◆ SOURCE RECORDS
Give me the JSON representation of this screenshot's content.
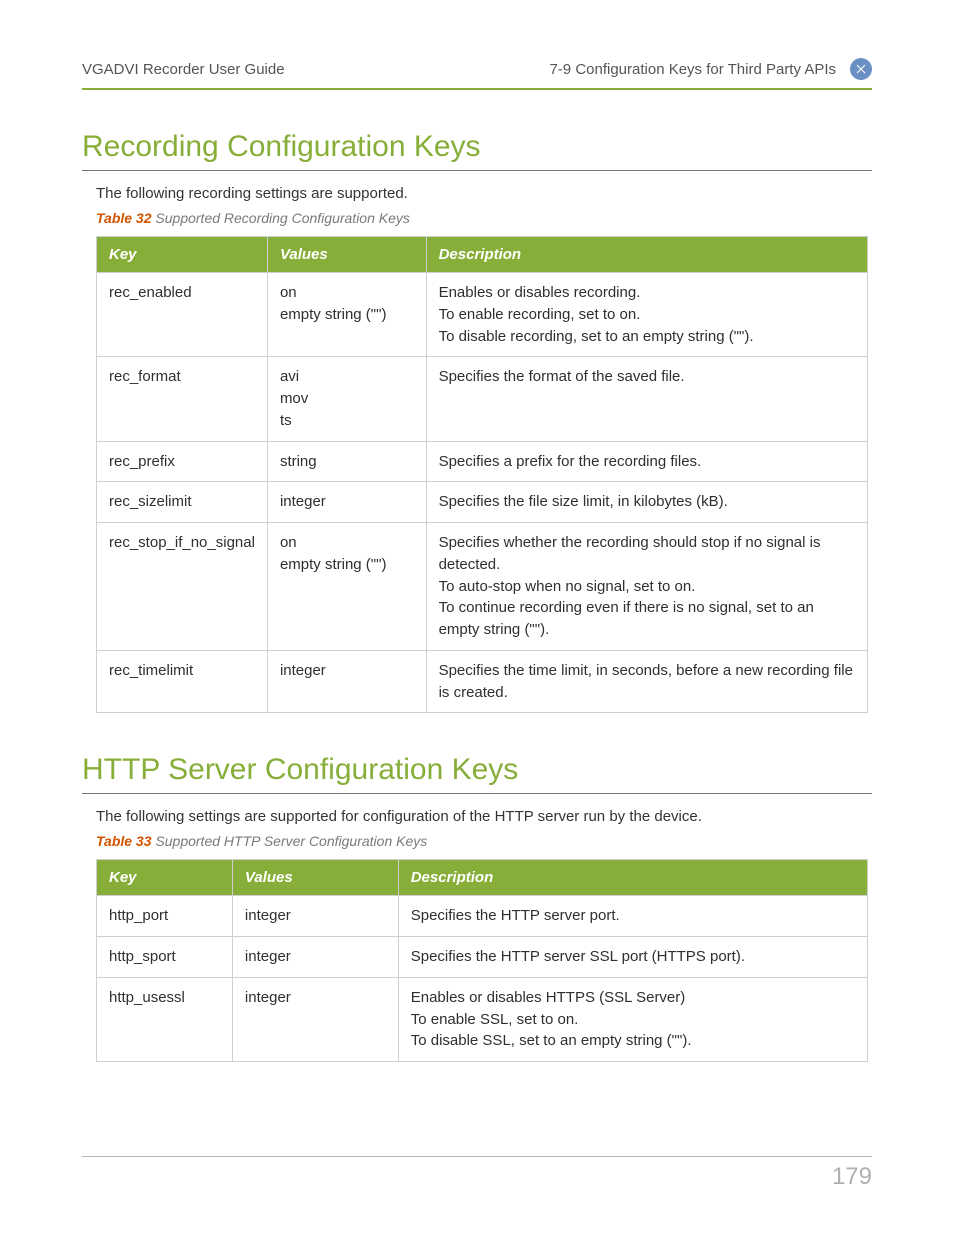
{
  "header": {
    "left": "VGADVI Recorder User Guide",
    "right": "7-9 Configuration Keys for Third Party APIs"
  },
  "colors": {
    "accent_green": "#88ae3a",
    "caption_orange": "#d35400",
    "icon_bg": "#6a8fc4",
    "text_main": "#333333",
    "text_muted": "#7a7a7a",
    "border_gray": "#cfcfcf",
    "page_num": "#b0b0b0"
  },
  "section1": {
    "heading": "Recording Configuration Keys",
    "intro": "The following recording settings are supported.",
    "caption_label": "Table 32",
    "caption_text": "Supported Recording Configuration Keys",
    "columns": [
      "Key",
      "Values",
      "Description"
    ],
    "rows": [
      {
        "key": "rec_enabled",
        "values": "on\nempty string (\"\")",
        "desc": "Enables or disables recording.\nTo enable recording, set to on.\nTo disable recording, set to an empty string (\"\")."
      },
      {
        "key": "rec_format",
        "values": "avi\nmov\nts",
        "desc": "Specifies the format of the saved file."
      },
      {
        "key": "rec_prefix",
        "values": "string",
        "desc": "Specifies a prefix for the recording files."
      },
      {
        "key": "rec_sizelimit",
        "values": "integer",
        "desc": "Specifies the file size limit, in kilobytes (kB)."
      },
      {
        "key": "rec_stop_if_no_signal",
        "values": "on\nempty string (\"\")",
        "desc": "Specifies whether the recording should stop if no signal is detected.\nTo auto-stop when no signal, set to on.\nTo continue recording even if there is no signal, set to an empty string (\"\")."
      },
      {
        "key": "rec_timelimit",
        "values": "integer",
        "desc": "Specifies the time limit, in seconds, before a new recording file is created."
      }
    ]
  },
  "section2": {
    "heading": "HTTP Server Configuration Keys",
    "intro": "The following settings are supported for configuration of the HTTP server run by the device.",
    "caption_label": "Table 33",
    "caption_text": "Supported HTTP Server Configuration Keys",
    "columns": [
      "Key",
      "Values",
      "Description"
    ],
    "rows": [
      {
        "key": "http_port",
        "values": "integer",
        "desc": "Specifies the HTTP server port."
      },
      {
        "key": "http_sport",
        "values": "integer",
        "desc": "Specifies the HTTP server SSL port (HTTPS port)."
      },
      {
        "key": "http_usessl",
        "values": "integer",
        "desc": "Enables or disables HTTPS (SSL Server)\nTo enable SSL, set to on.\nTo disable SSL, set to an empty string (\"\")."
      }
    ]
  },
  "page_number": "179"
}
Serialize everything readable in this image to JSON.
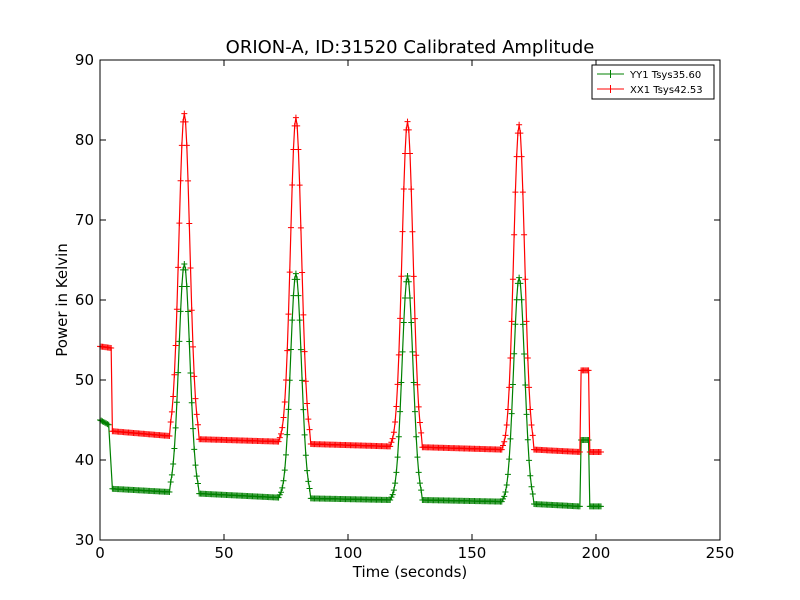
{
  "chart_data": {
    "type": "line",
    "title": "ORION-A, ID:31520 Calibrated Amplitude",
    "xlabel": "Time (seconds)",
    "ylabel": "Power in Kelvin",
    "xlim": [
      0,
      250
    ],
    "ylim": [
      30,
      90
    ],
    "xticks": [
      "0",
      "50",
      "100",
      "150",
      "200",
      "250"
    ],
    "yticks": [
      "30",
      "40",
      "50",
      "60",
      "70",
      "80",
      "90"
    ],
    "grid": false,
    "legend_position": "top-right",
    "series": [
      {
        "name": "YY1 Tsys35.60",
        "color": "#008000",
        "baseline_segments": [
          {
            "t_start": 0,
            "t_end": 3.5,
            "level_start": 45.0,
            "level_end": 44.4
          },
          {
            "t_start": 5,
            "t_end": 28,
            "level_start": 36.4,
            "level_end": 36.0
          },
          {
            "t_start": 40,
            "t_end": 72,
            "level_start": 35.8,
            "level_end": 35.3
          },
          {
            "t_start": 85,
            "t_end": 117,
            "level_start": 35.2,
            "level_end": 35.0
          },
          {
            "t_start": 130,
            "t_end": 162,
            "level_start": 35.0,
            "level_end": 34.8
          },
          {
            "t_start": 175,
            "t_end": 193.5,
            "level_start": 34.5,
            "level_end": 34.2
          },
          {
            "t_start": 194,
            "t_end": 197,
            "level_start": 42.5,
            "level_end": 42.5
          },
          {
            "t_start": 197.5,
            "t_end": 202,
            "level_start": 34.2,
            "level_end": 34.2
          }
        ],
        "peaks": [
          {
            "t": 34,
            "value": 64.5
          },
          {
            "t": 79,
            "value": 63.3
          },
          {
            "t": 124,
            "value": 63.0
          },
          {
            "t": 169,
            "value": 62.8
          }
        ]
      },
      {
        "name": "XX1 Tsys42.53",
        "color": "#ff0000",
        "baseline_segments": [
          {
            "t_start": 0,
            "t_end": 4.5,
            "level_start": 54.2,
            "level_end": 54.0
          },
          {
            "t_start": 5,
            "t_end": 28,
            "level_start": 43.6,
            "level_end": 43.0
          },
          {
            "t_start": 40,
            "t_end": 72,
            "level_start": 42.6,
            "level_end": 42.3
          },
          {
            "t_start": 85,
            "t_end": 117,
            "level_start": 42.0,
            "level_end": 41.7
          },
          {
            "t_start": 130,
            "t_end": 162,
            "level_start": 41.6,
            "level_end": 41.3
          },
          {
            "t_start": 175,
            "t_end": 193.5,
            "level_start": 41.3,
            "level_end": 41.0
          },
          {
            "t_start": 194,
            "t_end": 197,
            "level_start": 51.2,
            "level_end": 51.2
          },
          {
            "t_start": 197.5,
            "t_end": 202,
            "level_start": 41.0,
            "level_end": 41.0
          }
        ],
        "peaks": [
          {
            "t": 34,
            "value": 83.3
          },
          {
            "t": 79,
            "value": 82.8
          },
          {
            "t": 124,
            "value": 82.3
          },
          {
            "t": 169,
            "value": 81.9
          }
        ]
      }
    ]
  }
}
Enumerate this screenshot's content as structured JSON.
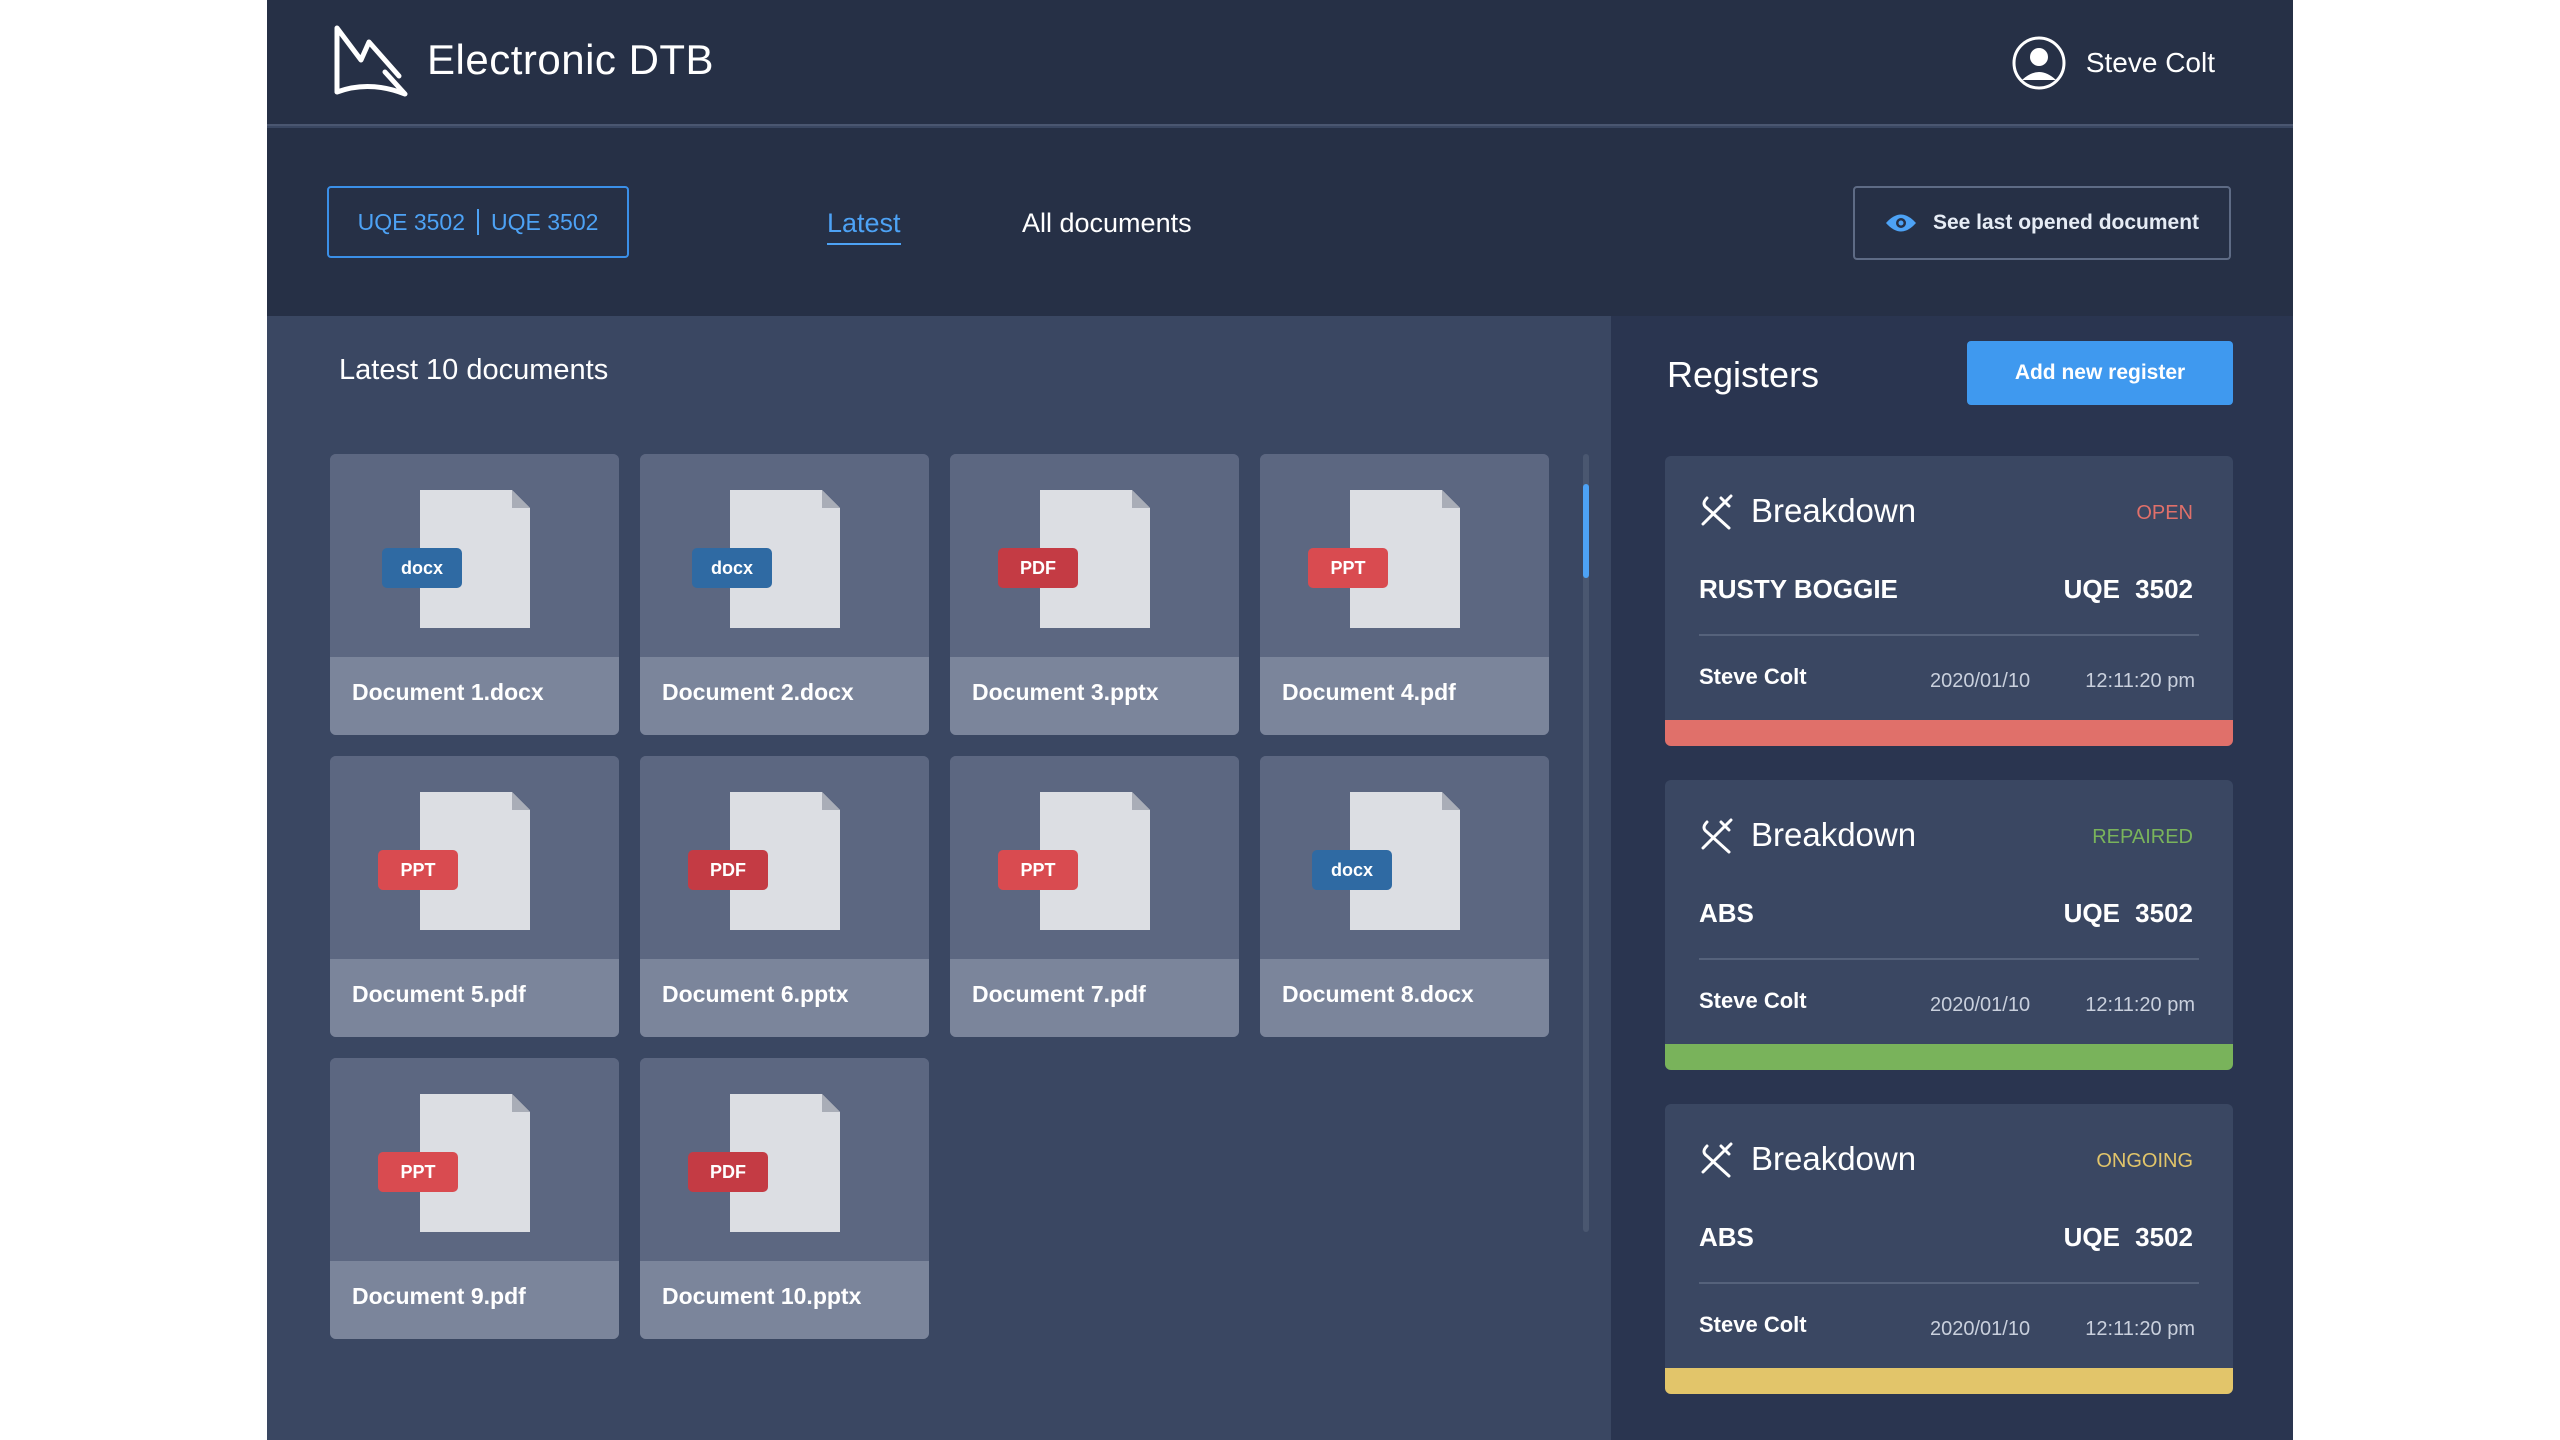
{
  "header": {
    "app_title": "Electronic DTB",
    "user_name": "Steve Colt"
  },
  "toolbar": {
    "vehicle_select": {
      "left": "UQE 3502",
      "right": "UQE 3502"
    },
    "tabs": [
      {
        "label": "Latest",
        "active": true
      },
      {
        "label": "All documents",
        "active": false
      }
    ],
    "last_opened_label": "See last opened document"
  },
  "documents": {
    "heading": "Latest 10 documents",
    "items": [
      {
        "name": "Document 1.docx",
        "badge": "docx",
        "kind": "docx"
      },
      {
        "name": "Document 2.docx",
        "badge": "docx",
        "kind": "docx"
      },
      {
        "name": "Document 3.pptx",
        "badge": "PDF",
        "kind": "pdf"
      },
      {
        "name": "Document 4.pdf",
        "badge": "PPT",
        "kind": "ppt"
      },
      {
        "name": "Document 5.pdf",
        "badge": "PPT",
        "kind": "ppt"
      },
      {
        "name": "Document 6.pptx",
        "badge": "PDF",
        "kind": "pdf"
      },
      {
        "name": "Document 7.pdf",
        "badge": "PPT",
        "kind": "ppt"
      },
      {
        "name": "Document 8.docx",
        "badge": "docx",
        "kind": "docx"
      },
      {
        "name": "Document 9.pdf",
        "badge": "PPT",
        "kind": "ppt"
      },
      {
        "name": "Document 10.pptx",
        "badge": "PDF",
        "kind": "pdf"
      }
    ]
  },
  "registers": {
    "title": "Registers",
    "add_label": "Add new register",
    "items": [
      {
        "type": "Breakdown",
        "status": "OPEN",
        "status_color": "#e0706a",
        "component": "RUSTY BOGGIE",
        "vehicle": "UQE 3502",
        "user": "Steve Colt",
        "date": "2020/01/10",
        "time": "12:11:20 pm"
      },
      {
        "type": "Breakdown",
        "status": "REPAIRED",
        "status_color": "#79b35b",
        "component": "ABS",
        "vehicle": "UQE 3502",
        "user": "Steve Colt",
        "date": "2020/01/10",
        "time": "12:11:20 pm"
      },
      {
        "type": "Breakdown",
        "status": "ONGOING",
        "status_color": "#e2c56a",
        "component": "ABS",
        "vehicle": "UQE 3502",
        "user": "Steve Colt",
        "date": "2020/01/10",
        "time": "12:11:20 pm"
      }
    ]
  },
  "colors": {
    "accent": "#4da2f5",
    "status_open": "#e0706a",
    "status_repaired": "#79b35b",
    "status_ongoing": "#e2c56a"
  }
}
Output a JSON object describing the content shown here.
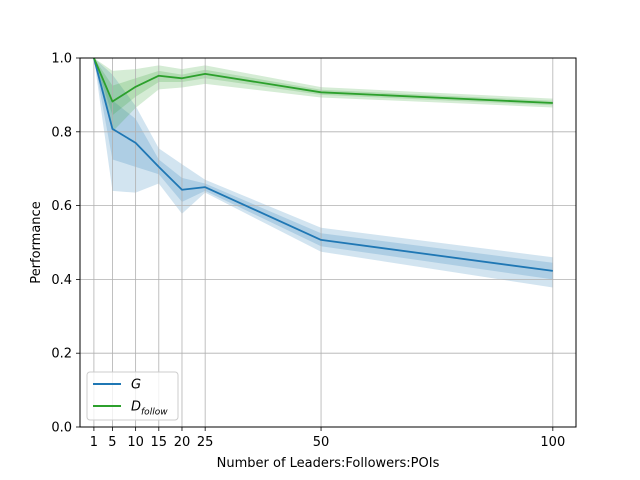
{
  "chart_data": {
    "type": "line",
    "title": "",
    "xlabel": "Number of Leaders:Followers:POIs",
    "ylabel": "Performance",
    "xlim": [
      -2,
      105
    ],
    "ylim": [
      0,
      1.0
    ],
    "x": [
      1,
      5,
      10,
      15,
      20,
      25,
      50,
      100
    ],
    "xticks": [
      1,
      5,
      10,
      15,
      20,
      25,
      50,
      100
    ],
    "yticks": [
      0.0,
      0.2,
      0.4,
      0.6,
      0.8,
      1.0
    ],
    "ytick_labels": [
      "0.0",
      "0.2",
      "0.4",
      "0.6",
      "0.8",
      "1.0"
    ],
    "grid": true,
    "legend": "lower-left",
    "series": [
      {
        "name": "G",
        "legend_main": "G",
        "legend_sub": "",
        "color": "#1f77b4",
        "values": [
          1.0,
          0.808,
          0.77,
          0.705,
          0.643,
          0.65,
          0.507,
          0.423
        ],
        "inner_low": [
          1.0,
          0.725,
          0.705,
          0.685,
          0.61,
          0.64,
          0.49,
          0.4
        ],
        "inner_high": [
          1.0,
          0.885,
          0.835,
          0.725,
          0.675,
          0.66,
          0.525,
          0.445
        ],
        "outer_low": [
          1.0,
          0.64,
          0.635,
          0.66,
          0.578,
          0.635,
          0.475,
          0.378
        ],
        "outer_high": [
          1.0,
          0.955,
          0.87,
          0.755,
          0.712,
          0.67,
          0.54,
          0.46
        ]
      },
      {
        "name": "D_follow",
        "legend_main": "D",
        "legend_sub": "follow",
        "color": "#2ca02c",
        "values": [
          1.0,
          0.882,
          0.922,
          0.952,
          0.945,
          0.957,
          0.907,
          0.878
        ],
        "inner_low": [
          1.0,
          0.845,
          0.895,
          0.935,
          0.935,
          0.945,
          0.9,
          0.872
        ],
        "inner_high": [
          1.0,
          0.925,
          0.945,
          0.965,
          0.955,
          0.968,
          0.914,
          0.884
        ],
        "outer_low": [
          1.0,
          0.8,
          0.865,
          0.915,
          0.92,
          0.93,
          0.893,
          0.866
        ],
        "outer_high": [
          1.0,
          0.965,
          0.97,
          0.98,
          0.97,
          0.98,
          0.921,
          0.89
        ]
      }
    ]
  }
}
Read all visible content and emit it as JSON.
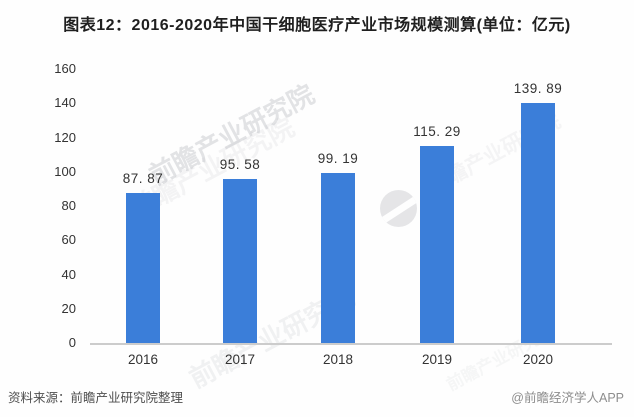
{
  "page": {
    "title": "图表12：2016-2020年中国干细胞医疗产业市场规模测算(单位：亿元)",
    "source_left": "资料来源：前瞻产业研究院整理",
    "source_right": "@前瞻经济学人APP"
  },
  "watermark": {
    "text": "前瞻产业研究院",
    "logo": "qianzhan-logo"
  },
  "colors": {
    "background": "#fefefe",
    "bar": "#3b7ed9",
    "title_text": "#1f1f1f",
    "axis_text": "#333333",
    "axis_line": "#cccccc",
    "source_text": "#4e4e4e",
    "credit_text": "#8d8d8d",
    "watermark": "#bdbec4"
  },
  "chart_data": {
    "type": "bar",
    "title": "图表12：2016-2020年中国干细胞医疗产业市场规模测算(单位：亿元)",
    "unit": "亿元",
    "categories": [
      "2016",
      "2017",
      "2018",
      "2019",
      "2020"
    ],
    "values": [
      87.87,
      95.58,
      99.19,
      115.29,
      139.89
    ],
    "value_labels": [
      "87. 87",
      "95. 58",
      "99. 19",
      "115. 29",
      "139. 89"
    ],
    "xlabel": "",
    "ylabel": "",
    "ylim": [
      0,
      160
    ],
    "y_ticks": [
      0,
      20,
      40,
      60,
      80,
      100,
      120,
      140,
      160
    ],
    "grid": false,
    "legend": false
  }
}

◆ REQUIREMENT
Give only the number of lines in the data that hold the string "following".

◆ EXERCISE SOLUTION
2